[Short exercise] In the ceph mailing-list thread below, what does the code on osd.2 do that makes the object's original data get lost?

[Text section]
_ _ _ _ _
Re: [ceph-users] why not add (offset,len) to pglog

2016-03-14 Thread Dong Wu
Based on Yao Ning's PR, I promote a new PR for this
https://github.com/ceph/ceph/pull/8083

In this PR, i also solved such a upgrade situation problem:
consider such a upgrade situation which we need to upgrade to this
can_recover_partial version:
eg. a pg 3.67 [0, 1, 2]
1)firstly, we update osd.0(service ceph restart osd.0), and recover
normally, everything goes on;
2)a write req(eg. req1, will write to obj1) is sent to primary(osd.0),
and pglog record such a req;
3)then we update osd.1, req1 send to osd.1 fail, but will send to
osd.2, when osd.2 is dealing with the req(just in function
do_request), pg3.67 starts peering, then on osd.7, it call
can_discard_request to check that req1 should be dropped;
4)so the req1 only write successfuly on osd.0, because min_size=2,
osd.0 re-enqueue the req1;
5)when peering, primary find that req1's object obj1 is missing on
osd.1 and osd.2, so recover the object;
6)because osd.0 and osd.1 is already updated, osd.0 will calculate
partial data in prep_push_to_replica, and osd.1 can deal with the
partial data very well,
7)but osd.2 has not been updated, on osd.2's code
logic(submit_push_data), it will remove origin object first, then
write the partial data from osd.0, so the origin data of the object is
lost;

2016-01-22 19:40 GMT+08:00 Ning Yao <zay11...@gmail.com>:
> Great! Based on Sage's suggestion, we just add a flag
> can_recover_partial to indicate whether.
> And I promote a new PR for this https://github.com/ceph/ceph/pull/7325
> Please review and comment
> Regards
> Ning Yao
>
>
> 2015-12-25 22:27 GMT+08:00 Sage Weil <s...@newdream.net>:
>> On Fri, 25 Dec 2015, Ning Yao wrote:
>>> Hi, Dong Wu,
>>>
>>> 1. As I currently work for other things, this proposal is abandon for
>>> a long time
>>> 2. This is a complicated task as we need to consider a lots such as
>>> (not just for writeOp, as well as truncate, delete) and also need to
>>> consider the different affects for different backends(Replicated, EC).
_ _ _ _ _
[Given material]
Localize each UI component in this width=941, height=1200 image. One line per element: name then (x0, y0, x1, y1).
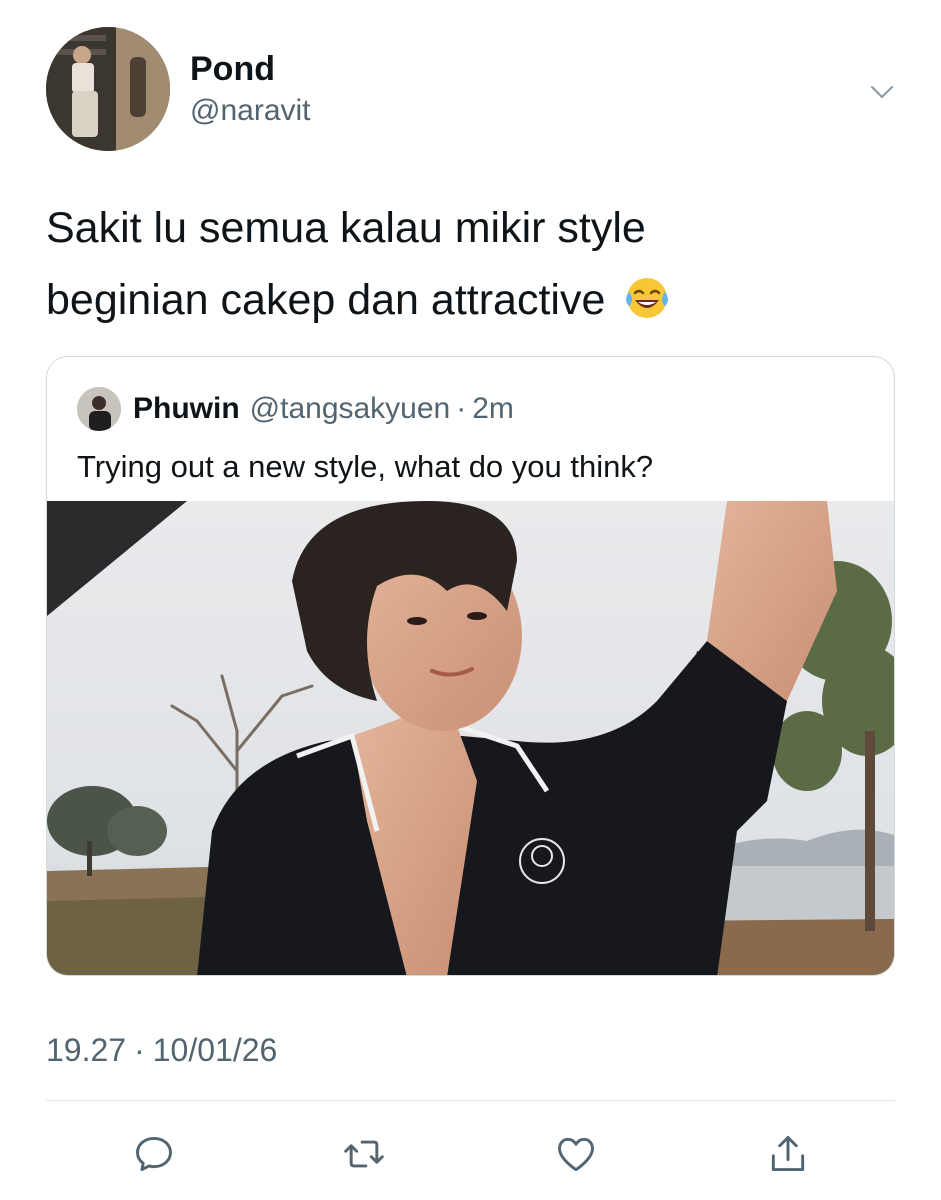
_ _ _ _ _
[Answer below] It removes the original object first and then writes the partial data from osd.0.